>> Begin

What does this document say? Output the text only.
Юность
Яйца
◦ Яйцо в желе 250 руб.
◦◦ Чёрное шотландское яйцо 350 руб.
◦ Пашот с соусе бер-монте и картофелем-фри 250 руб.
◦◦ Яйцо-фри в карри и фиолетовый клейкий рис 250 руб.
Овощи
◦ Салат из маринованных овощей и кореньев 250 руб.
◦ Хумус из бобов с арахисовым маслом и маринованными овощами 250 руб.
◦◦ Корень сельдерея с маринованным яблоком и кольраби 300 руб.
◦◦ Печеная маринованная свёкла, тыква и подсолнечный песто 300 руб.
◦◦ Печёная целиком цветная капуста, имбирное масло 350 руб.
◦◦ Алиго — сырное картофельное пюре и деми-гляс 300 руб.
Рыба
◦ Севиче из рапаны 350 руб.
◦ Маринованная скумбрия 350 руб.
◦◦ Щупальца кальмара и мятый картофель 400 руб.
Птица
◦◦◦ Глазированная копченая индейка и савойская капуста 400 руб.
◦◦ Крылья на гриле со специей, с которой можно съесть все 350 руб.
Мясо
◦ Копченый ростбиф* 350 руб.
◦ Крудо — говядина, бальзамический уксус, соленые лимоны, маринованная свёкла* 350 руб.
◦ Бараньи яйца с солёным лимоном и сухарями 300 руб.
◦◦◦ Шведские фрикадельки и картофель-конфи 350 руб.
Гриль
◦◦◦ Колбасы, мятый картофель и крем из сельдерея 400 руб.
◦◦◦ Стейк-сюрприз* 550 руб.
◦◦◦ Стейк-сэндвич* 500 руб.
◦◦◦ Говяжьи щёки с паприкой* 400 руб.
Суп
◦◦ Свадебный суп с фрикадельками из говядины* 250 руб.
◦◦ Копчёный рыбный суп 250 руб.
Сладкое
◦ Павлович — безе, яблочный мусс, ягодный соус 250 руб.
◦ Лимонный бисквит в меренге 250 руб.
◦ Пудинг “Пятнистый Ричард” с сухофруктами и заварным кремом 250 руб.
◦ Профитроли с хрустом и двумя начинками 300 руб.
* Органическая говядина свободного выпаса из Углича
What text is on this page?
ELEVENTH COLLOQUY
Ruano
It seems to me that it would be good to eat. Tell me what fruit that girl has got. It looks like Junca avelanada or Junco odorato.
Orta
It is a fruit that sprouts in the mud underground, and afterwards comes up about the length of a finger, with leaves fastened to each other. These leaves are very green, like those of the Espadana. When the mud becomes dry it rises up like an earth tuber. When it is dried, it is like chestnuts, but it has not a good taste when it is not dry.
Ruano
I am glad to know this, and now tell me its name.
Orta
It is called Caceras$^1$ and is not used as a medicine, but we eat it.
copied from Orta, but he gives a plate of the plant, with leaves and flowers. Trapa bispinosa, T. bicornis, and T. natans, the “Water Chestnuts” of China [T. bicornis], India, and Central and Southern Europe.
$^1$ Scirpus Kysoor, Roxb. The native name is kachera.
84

>> End

What this task involves → Print the records above in full, exactly.

Problem solution →
What does this document say? Output the text only.
Юность
Яйца
◦ Яйцо в желе 250 руб.
◦◦ Чёрное шотландское яйцо 350 руб.
◦ Пашот с соусе бер-монте и картофелем-фри 250 руб.
◦◦ Яйцо-фри в карри и фиолетовый клейкий рис 250 руб.
Овощи
◦ Салат из маринованных овощей и кореньев 250 руб.
◦ Хумус из бобов с арахисовым маслом и маринованными овощами 250 руб.
◦◦ Корень сельдерея с маринованным яблоком и кольраби 300 руб.
◦◦ Печеная маринованная свёкла, тыква и подсолнечный песто 300 руб.
◦◦ Печёная целиком цветная капуста, имбирное масло 350 руб.
◦◦ Алиго — сырное картофельное пюре и деми-гляс 300 руб.
Рыба
◦ Севиче из рапаны 350 руб.
◦ Маринованная скумбрия 350 руб.
◦◦ Щупальца кальмара и мятый картофель 400 руб.
Птица
◦◦◦ Глазированная копченая индейка и савойская капуста 400 руб.
◦◦ Крылья на гриле со специей, с которой можно съесть все 350 руб.
Мясо
◦ Копченый ростбиф* 350 руб.
◦ Крудо — говядина, бальзамический уксус, соленые лимоны, маринованная свёкла* 350 руб.
◦ Бараньи яйца с солёным лимоном и сухарями 300 руб.
◦◦◦ Шведские фрикадельки и картофель-конфи 350 руб.
Гриль
◦◦◦ Колбасы, мятый картофель и крем из сельдерея 400 руб.
◦◦◦ Стейк-сюрприз* 550 руб.
◦◦◦ Стейк-сэндвич* 500 руб.
◦◦◦ Говяжьи щёки с паприкой* 400 руб.
Суп
◦◦ Свадебный суп с фрикадельками из говядины* 250 руб.
◦◦ Копчёный рыбный суп 250 руб.
Сладкое
◦ Павлович — безе, яблочный мусс, ягодный соус 250 руб.
◦ Лимонный бисквит в меренге 250 руб.
◦ Пудинг “Пятнистый Ричард” с сухофруктами и заварным кремом 250 руб.
◦ Профитроли с хрустом и двумя начинками 300 руб.
* Органическая говядина свободного выпаса из Углича
What text is on this page?
ELEVENTH COLLOQUY
Ruano
It seems to me that it would be good to eat. Tell me what fruit that girl has got. It looks like Junca avelanada or Junco odorato.
Orta
It is a fruit that sprouts in the mud underground, and afterwards comes up about the length of a finger, with leaves fastened to each other. These leaves are very green, like those of the Espadana. When the mud becomes dry it rises up like an earth tuber. When it is dried, it is like chestnuts, but it has not a good taste when it is not dry.
Ruano
I am glad to know this, and now tell me its name.
Orta
It is called Caceras$^1$ and is not used as a medicine, but we eat it.
copied from Orta, but he gives a plate of the plant, with leaves and flowers. Trapa bispinosa, T. bicornis, and T. natans, the “Water Chestnuts” of China [T. bicornis], India, and Central and Southern Europe.
$^1$ Scirpus Kysoor, Roxb. The native name is kachera.
84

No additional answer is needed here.